(Figure record extracts)
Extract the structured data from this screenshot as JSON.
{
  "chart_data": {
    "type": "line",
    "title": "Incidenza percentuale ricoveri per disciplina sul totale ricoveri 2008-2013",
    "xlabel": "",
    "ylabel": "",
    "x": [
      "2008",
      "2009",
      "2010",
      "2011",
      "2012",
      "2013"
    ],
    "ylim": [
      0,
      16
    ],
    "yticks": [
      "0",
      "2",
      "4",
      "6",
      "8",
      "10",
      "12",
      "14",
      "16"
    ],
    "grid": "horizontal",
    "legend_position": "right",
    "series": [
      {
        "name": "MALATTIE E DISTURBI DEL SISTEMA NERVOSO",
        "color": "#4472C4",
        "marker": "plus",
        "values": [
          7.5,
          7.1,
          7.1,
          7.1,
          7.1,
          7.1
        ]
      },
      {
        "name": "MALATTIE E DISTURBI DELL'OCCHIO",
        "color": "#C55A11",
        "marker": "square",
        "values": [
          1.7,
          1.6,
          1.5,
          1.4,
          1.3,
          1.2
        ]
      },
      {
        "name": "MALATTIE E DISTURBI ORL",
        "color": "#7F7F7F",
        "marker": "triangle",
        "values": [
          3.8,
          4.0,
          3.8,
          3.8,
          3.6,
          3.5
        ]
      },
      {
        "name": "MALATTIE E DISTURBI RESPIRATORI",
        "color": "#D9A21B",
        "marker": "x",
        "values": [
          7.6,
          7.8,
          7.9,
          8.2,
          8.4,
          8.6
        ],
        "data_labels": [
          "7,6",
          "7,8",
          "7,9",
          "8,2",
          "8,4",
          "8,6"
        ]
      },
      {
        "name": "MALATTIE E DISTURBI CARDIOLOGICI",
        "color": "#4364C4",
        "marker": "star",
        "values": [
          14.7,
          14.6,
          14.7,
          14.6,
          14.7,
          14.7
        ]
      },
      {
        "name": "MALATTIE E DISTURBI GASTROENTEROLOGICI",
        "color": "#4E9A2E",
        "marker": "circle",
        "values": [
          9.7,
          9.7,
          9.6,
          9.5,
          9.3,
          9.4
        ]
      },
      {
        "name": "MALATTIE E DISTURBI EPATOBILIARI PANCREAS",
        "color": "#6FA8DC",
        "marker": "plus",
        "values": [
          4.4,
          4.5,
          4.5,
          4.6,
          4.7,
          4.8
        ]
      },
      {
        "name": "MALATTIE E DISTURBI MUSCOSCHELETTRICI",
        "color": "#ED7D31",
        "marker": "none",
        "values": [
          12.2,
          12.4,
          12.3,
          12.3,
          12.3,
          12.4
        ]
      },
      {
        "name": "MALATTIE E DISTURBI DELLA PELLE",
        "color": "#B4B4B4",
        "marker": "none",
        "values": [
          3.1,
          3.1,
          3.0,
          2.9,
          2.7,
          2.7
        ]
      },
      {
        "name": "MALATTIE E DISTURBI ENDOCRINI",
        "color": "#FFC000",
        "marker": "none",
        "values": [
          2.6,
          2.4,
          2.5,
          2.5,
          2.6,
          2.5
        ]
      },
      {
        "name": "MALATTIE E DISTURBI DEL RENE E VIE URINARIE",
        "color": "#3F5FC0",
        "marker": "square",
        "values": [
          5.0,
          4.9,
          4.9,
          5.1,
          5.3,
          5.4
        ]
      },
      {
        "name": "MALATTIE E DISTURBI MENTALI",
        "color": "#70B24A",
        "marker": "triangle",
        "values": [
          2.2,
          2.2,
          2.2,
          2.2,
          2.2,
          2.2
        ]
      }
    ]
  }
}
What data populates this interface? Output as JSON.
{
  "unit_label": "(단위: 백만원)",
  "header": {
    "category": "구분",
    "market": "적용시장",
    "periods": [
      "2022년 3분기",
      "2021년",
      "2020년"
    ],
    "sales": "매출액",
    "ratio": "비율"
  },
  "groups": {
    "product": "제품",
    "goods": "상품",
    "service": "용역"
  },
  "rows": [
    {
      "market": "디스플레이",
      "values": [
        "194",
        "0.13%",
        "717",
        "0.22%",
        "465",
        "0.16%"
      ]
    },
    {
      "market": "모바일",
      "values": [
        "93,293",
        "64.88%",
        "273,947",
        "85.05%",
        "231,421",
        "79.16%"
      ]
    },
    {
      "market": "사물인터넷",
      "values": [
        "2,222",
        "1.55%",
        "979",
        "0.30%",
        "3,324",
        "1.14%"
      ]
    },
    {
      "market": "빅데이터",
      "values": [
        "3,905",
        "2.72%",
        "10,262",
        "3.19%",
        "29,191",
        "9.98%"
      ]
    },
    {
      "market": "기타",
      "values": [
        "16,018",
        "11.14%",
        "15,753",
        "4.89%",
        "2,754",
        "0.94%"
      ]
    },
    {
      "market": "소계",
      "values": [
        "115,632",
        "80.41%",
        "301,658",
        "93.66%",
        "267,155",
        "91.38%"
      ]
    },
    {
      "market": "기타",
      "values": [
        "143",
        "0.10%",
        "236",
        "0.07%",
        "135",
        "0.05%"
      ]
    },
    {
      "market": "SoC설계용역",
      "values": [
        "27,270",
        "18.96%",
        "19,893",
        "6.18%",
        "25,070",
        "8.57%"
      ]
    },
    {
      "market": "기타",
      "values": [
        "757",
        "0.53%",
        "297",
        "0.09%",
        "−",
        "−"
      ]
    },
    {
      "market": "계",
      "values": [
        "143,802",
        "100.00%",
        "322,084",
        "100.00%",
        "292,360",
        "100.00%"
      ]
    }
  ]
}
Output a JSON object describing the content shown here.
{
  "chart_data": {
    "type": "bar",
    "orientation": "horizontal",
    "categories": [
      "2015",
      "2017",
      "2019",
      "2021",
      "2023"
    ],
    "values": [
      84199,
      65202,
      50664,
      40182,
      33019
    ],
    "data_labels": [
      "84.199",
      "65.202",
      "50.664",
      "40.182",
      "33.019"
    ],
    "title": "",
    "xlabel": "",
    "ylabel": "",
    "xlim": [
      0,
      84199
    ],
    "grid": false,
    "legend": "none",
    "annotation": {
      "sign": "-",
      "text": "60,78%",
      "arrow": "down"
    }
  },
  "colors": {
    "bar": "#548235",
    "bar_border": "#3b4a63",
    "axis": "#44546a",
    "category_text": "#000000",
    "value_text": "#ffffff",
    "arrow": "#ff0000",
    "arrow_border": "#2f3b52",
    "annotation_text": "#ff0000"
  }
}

◆ Given exercise
The entries above must be returned in full, exactly as shown.

◆ Task result
Extract the structured data from this screenshot as JSON.
{
  "chart_data": {
    "type": "line",
    "title": "Incidenza percentuale ricoveri per disciplina sul totale ricoveri 2008-2013",
    "xlabel": "",
    "ylabel": "",
    "x": [
      "2008",
      "2009",
      "2010",
      "2011",
      "2012",
      "2013"
    ],
    "ylim": [
      0,
      16
    ],
    "yticks": [
      "0",
      "2",
      "4",
      "6",
      "8",
      "10",
      "12",
      "14",
      "16"
    ],
    "grid": "horizontal",
    "legend_position": "right",
    "series": [
      {
        "name": "MALATTIE E DISTURBI DEL SISTEMA NERVOSO",
        "color": "#4472C4",
        "marker": "plus",
        "values": [
          7.5,
          7.1,
          7.1,
          7.1,
          7.1,
          7.1
        ]
      },
      {
        "name": "MALATTIE E DISTURBI DELL'OCCHIO",
        "color": "#C55A11",
        "marker": "square",
        "values": [
          1.7,
          1.6,
          1.5,
          1.4,
          1.3,
          1.2
        ]
      },
      {
        "name": "MALATTIE E DISTURBI ORL",
        "color": "#7F7F7F",
        "marker": "triangle",
        "values": [
          3.8,
          4.0,
          3.8,
          3.8,
          3.6,
          3.5
        ]
      },
      {
        "name": "MALATTIE E DISTURBI RESPIRATORI",
        "color": "#D9A21B",
        "marker": "x",
        "values": [
          7.6,
          7.8,
          7.9,
          8.2,
          8.4,
          8.6
        ],
        "data_labels": [
          "7,6",
          "7,8",
          "7,9",
          "8,2",
          "8,4",
          "8,6"
        ]
      },
      {
        "name": "MALATTIE E DISTURBI CARDIOLOGICI",
        "color": "#4364C4",
        "marker": "star",
        "values": [
          14.7,
          14.6,
          14.7,
          14.6,
          14.7,
          14.7
        ]
      },
      {
        "name": "MALATTIE E DISTURBI GASTROENTEROLOGICI",
        "color": "#4E9A2E",
        "marker": "circle",
        "values": [
          9.7,
          9.7,
          9.6,
          9.5,
          9.3,
          9.4
        ]
      },
      {
        "name": "MALATTIE E DISTURBI EPATOBILIARI PANCREAS",
        "color": "#6FA8DC",
        "marker": "plus",
        "values": [
          4.4,
          4.5,
          4.5,
          4.6,
          4.7,
          4.8
        ]
      },
      {
        "name": "MALATTIE E DISTURBI MUSCOSCHELETTRICI",
        "color": "#ED7D31",
        "marker": "none",
        "values": [
          12.2,
          12.4,
          12.3,
          12.3,
          12.3,
          12.4
        ]
      },
      {
        "name": "MALATTIE E DISTURBI DELLA PELLE",
        "color": "#B4B4B4",
        "marker": "none",
        "values": [
          3.1,
          3.1,
          3.0,
          2.9,
          2.7,
          2.7
        ]
      },
      {
        "name": "MALATTIE E DISTURBI ENDOCRINI",
        "color": "#FFC000",
        "marker": "none",
        "values": [
          2.6,
          2.4,
          2.5,
          2.5,
          2.6,
          2.5
        ]
      },
      {
        "name": "MALATTIE E DISTURBI DEL RENE E VIE URINARIE",
        "color": "#3F5FC0",
        "marker": "square",
        "values": [
          5.0,
          4.9,
          4.9,
          5.1,
          5.3,
          5.4
        ]
      },
      {
        "name": "MALATTIE E DISTURBI MENTALI",
        "color": "#70B24A",
        "marker": "triangle",
        "values": [
          2.2,
          2.2,
          2.2,
          2.2,
          2.2,
          2.2
        ]
      }
    ]
  }
}
What data populates this interface? Output as JSON.
{
  "unit_label": "(단위: 백만원)",
  "header": {
    "category": "구분",
    "market": "적용시장",
    "periods": [
      "2022년 3분기",
      "2021년",
      "2020년"
    ],
    "sales": "매출액",
    "ratio": "비율"
  },
  "groups": {
    "product": "제품",
    "goods": "상품",
    "service": "용역"
  },
  "rows": [
    {
      "market": "디스플레이",
      "values": [
        "194",
        "0.13%",
        "717",
        "0.22%",
        "465",
        "0.16%"
      ]
    },
    {
      "market": "모바일",
      "values": [
        "93,293",
        "64.88%",
        "273,947",
        "85.05%",
        "231,421",
        "79.16%"
      ]
    },
    {
      "market": "사물인터넷",
      "values": [
        "2,222",
        "1.55%",
        "979",
        "0.30%",
        "3,324",
        "1.14%"
      ]
    },
    {
      "market": "빅데이터",
      "values": [
        "3,905",
        "2.72%",
        "10,262",
        "3.19%",
        "29,191",
        "9.98%"
      ]
    },
    {
      "market": "기타",
      "values": [
        "16,018",
        "11.14%",
        "15,753",
        "4.89%",
        "2,754",
        "0.94%"
      ]
    },
    {
      "market": "소계",
      "values": [
        "115,632",
        "80.41%",
        "301,658",
        "93.66%",
        "267,155",
        "91.38%"
      ]
    },
    {
      "market": "기타",
      "values": [
        "143",
        "0.10%",
        "236",
        "0.07%",
        "135",
        "0.05%"
      ]
    },
    {
      "market": "SoC설계용역",
      "values": [
        "27,270",
        "18.96%",
        "19,893",
        "6.18%",
        "25,070",
        "8.57%"
      ]
    },
    {
      "market": "기타",
      "values": [
        "757",
        "0.53%",
        "297",
        "0.09%",
        "−",
        "−"
      ]
    },
    {
      "market": "계",
      "values": [
        "143,802",
        "100.00%",
        "322,084",
        "100.00%",
        "292,360",
        "100.00%"
      ]
    }
  ]
}
Output a JSON object describing the content shown here.
{
  "chart_data": {
    "type": "bar",
    "orientation": "horizontal",
    "categories": [
      "2015",
      "2017",
      "2019",
      "2021",
      "2023"
    ],
    "values": [
      84199,
      65202,
      50664,
      40182,
      33019
    ],
    "data_labels": [
      "84.199",
      "65.202",
      "50.664",
      "40.182",
      "33.019"
    ],
    "title": "",
    "xlabel": "",
    "ylabel": "",
    "xlim": [
      0,
      84199
    ],
    "grid": false,
    "legend": "none",
    "annotation": {
      "sign": "-",
      "text": "60,78%",
      "arrow": "down"
    }
  },
  "colors": {
    "bar": "#548235",
    "bar_border": "#3b4a63",
    "axis": "#44546a",
    "category_text": "#000000",
    "value_text": "#ffffff",
    "arrow": "#ff0000",
    "arrow_border": "#2f3b52",
    "annotation_text": "#ff0000"
  }
}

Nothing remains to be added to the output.